PROBLEM :: Identify all lines in the listing that include the word "focused", and copy them out.

MATERIAL PROVIDED ::

****************************************

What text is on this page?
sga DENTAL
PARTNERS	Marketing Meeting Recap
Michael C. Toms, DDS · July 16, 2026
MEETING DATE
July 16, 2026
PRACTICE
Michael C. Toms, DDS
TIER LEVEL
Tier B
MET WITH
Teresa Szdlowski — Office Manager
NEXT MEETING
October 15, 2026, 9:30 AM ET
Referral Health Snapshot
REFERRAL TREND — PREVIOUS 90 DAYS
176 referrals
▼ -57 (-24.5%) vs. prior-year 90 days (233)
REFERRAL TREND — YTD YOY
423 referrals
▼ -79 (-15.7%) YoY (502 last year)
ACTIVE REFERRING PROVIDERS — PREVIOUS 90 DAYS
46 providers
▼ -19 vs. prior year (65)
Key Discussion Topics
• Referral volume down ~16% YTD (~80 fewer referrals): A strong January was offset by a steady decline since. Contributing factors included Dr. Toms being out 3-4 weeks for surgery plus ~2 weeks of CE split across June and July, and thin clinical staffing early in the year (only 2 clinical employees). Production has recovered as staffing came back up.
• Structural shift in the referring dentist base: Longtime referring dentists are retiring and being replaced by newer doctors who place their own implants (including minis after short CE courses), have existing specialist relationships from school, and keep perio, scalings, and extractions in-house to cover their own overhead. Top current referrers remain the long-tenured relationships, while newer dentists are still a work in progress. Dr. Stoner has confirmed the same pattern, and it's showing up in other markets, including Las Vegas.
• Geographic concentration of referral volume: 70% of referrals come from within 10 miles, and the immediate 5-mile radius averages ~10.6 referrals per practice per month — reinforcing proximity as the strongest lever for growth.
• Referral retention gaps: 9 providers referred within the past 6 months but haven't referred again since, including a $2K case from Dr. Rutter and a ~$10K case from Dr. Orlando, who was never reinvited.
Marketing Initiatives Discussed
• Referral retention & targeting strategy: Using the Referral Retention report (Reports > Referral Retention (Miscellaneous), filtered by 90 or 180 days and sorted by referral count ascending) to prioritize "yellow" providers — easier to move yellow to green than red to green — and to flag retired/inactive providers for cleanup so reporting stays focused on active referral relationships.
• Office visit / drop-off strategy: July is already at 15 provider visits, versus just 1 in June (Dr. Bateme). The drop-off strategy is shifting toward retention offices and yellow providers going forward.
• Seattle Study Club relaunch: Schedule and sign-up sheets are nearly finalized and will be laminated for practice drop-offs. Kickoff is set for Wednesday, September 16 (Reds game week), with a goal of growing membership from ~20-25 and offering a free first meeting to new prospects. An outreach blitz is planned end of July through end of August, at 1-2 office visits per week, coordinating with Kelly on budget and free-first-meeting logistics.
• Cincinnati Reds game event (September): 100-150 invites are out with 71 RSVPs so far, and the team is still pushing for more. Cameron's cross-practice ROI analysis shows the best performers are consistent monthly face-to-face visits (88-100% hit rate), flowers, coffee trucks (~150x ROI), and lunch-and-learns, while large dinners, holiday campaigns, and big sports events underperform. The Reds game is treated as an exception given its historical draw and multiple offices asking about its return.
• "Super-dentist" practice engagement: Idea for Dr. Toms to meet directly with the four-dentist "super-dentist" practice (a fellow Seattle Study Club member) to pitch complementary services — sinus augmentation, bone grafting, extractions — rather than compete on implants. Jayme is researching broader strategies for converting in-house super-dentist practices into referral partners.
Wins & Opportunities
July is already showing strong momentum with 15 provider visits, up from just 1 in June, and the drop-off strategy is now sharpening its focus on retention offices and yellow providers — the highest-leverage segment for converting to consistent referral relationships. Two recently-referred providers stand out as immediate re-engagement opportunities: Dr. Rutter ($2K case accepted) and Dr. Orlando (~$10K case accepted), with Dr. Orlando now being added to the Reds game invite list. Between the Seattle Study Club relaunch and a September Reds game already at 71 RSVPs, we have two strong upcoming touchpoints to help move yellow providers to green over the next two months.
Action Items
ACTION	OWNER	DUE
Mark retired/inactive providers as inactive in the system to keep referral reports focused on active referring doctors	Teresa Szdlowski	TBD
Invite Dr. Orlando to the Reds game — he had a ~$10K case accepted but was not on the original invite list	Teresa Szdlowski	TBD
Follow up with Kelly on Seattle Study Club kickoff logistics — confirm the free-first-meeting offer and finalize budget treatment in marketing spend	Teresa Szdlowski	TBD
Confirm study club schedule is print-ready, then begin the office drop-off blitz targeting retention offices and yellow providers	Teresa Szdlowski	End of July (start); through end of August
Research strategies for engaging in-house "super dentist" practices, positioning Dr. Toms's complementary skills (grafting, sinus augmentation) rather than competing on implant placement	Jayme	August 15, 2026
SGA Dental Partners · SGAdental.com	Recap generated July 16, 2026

****************************************

ANSWER IN FULL ::
• Referral retention & targeting strategy: Using the Referral Retention report (Reports > Referral Retention (Miscellaneous), filtered by 90 or 180 days and sorted by referral count ascending) to prioritize "yellow" providers — easier to move yellow to green than red to green — and to flag retired/inactive providers for cleanup so reporting stays focused on active referral relationships.
Mark retired/inactive providers as inactive in the system to keep referral reports focused on active referring doctors	Teresa Szdlowski	TBD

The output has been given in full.